(Ejercicio):
Escribe la continuación del texto sobre la desigualdad en las economías avanzadas, comenzando después de su última oración.

(Texto):
El Papa Francisco, el presidente Obama
y un creciente grupo de economistas, incluido alguno del FMI, están
dándole visibilidad a un tema del que apenas se habla en las altas
instancias del poder: la creciente desigualdad de las economías
avanzadas como resultado de las políticas elegidas para salir de la
crisis. La prolongada recesión, los recortes de los subsidios sociales y
la educación, el paro y la precariedad del empleo, la devaluación
interna, el impacto de las políticas expansivas de los bancos centrales
en el aumento de las rentas altas... Todos son factores que están
ampliando la brecha entre las rentas más altas y las medias y bajas. Un
desequilibrio que, además de poner en peligro la necesaria cohesión
social, impide que la recuperación cobre más brío. El fantasma del declive secular
(persistente caída o mínimo avance del crecimiento) crece. Y su causa
ya no es sólo el exceso de endeudamiento. El debilitamiento económico de
la clase media está obstaculizando la recuperación del consumo,
principal motor de estas economías.
Si hasta hace poco Europa podía presumir de que su modelo económico
atenuaba las diferencias entre las rentas altas y bajas, vía impuestos
progresivos y tranferencias (subisidios sociales), las políticas de
austeridad están modificando ese equilibrio. Hasta
el FMI, que en esta crisis ha atemperado su defensa a ultranza de las
políticas de rigor fiscal, cuantifica en un informe los efectos de los
recortes sociales en el aumento de la desigualdad. El organismo
concluye que los porgramas de austeridad basados en los recortes de los
subsidios sociales deterioran más la brecha entre ricos y pobres que si
estos se basan en unos impuestos progresivos. Sus autores advierten de
que a falta de una mejor distribución de los esfuerzos, la desigualdad
que esas políticas están generando dañarán el crecimiento a largo y
medio plazo.

Registros de anotación del diseño de página:
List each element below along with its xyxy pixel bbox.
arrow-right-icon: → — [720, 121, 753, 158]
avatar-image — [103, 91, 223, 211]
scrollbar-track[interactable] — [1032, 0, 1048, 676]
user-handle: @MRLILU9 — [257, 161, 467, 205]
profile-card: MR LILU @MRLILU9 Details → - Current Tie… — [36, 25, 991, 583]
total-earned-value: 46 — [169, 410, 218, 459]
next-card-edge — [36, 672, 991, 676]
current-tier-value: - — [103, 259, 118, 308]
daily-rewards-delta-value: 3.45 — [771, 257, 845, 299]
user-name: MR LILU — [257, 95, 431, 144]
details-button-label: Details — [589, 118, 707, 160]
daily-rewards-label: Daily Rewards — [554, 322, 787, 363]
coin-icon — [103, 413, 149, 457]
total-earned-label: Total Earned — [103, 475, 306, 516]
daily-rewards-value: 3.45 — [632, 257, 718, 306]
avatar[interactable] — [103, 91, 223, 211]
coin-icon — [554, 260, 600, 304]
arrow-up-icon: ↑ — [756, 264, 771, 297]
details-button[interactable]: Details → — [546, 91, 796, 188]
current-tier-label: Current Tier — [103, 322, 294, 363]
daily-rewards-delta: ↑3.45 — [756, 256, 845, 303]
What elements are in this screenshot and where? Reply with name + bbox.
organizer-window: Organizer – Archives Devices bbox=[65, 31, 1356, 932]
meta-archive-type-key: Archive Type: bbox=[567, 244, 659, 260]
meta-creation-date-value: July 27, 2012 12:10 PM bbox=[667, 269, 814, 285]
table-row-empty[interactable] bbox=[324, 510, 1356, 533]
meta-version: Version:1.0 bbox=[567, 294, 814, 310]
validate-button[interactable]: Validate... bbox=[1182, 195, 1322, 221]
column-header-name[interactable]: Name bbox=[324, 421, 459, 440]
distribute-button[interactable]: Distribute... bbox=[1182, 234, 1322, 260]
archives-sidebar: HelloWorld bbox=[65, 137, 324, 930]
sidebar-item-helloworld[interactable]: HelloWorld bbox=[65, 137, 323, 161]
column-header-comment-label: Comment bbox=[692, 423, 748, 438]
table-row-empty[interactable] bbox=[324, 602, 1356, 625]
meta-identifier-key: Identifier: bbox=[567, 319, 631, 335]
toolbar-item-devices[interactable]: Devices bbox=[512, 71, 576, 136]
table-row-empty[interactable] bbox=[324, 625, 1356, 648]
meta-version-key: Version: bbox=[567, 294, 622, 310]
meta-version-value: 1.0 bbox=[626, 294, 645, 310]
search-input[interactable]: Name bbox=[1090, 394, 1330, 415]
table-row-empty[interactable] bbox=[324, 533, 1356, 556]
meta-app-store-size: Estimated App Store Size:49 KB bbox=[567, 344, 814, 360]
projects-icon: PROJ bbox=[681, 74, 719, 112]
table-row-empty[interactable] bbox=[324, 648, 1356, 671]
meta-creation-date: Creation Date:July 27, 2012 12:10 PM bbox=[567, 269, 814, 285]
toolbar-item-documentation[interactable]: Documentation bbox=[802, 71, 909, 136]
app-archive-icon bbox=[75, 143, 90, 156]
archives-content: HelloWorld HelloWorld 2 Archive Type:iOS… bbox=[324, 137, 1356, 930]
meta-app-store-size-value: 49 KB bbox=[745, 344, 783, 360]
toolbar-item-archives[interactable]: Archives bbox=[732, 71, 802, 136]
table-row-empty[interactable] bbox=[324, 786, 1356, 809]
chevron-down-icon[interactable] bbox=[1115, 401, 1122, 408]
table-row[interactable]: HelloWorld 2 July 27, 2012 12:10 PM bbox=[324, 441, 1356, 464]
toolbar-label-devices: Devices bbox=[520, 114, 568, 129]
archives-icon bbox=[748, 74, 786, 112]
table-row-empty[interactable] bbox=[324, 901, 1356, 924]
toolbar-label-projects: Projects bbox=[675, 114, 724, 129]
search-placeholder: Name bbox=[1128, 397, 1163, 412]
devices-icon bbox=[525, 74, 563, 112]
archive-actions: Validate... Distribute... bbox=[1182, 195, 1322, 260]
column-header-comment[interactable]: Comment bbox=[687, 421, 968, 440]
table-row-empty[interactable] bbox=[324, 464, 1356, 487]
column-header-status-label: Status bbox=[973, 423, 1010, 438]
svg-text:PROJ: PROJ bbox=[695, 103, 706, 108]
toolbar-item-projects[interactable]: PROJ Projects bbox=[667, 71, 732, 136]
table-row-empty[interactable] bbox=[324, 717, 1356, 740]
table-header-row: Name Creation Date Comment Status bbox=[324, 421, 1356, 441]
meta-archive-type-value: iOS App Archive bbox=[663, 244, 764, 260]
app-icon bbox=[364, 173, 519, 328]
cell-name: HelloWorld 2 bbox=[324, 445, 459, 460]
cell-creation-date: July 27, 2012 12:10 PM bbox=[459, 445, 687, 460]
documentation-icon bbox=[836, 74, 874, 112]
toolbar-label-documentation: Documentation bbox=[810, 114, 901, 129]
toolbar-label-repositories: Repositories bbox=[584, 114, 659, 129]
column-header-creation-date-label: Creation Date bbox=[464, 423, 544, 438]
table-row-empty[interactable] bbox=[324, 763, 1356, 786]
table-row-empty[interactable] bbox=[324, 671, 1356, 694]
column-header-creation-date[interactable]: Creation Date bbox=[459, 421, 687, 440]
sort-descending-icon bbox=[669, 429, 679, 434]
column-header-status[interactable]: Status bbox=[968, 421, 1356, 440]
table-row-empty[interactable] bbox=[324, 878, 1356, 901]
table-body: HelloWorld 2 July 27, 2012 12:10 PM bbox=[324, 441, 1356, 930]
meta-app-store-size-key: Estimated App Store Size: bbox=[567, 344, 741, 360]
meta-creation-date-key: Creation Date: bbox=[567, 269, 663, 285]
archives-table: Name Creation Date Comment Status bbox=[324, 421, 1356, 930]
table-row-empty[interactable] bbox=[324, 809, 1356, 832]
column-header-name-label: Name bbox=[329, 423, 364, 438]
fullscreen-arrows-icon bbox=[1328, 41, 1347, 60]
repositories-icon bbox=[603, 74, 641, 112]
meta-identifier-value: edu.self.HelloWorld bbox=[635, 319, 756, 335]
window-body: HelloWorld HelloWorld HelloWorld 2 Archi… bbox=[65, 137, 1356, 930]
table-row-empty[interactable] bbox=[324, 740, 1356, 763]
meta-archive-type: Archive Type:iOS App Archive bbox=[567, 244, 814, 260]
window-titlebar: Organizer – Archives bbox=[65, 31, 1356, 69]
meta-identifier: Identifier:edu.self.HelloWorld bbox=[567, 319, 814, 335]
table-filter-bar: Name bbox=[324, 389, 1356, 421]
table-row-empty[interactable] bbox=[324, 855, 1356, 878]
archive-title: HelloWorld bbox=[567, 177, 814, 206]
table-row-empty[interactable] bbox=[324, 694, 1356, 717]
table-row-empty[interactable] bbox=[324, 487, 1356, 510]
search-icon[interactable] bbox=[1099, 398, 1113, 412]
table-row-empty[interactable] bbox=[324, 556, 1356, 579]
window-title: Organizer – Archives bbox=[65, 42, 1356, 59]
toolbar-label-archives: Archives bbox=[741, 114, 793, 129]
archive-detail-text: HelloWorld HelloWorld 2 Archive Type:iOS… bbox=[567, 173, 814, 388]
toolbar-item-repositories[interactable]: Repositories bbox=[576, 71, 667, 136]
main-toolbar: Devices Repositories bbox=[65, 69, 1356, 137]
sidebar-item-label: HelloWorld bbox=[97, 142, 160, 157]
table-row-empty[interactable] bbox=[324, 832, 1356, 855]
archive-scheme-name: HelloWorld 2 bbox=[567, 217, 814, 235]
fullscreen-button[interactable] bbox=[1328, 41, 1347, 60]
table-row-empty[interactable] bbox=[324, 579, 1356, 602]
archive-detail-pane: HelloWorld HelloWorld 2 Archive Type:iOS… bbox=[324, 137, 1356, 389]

(Respuesta):
Algo se mueve en la conciencia de las instituciones que han participado en el complot de la austeridad. Si hace unos meses la Comisión
Europea publicó un informe en el que cuantificaba el coste en términos
de crecimiento de las políticas de austeridad (a España le ha costado
9,7 puntos del PIB), ahora es el FMI el que alerta sobre las
consecuencias de esas políticas en la distribución de la renta. Cita el
coeficiente Gini (llamado así por el economista italiano que lo
desarroló) que mide esa desigualdad antes y después de impuestos y
transferencias, en forma de coberturas sociales o gasto en educación,
(ver tabla).
España está en el sexto puesto junto a Canadá, Grecia y Australia. Lo relevante es ese 0,38 y como se aproxima al 1 que es el indicativo de la máxima desigualdad. La línea azul oscura representa el puesto que ocupamos después de aplicar impuestos y los subsidios sociales que han de atenuar las diferencias de ingresos. Si Estados Unidos es el extremo de sociedad poco solidaria, España, frente a un 0,31 que tenía en 2003, ha escalado varios puestos a causa de la austeridad y se sitúa ahora entre los primeros.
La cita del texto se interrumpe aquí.